Challenge
Copy out every line containing the word "popular".

[Collected data entries]
★ ★ ★ ★
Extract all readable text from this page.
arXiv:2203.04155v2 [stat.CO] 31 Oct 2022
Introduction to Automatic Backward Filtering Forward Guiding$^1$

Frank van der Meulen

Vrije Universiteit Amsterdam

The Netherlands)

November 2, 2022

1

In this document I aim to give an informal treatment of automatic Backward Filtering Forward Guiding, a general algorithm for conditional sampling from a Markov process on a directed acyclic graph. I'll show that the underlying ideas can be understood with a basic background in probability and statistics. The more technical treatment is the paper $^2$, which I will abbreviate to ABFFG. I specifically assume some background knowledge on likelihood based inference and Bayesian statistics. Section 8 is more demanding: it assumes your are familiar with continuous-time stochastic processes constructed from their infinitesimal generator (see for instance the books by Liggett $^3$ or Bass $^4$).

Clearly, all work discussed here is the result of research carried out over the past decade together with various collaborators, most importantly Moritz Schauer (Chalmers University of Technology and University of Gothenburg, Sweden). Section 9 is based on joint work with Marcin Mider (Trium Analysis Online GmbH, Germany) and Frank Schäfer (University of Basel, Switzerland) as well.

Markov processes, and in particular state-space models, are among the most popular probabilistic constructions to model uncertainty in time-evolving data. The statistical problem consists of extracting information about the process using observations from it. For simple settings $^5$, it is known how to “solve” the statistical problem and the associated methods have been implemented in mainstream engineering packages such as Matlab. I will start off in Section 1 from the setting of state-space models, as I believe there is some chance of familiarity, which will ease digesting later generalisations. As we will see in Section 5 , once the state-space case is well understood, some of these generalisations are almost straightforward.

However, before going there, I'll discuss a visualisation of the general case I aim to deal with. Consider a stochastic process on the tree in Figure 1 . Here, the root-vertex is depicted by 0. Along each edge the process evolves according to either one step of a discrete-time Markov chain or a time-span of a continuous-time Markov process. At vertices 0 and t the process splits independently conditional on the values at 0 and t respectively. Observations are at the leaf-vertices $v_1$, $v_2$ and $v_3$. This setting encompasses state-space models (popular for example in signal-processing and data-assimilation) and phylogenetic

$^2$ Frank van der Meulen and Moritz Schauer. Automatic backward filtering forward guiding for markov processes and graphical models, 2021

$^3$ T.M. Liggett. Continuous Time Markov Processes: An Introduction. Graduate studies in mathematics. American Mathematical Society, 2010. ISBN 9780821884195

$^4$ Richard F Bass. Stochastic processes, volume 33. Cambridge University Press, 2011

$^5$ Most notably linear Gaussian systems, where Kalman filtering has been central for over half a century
★ ★ ★ ★
Completed exercise
Markov processes, and in particular state-space models, are among the most popular probabilistic constructions to model uncertainty in time-evolving data. The statistical problem consists of extracting information about the process using observations from it. For simple settings $^5$, it is known how to “solve” the statistical problem and the associated methods have been implemented in mainstream engineering packages such as Matlab. I will start off in Section 1 from the setting of state-space models, as I believe there is some chance of familiarity, which will ease digesting later generalisations. As we will see in Section 5 , once the state-space case is well understood, some of these generalisations are almost straightforward.
However, before going there, I'll discuss a visualisation of the general case I aim to deal with. Consider a stochastic process on the tree in Figure 1 . Here, the root-vertex is depicted by 0. Along each edge the process evolves according to either one step of a discrete-time Markov chain or a time-span of a continuous-time Markov process. At vertices 0 and t the process splits independently conditional on the values at 0 and t respectively. Observations are at the leaf-vertices $v_1$, $v_2$ and $v_3$. This setting encompasses state-space models (popular for example in signal-processing and data-assimilation) and phylogenetic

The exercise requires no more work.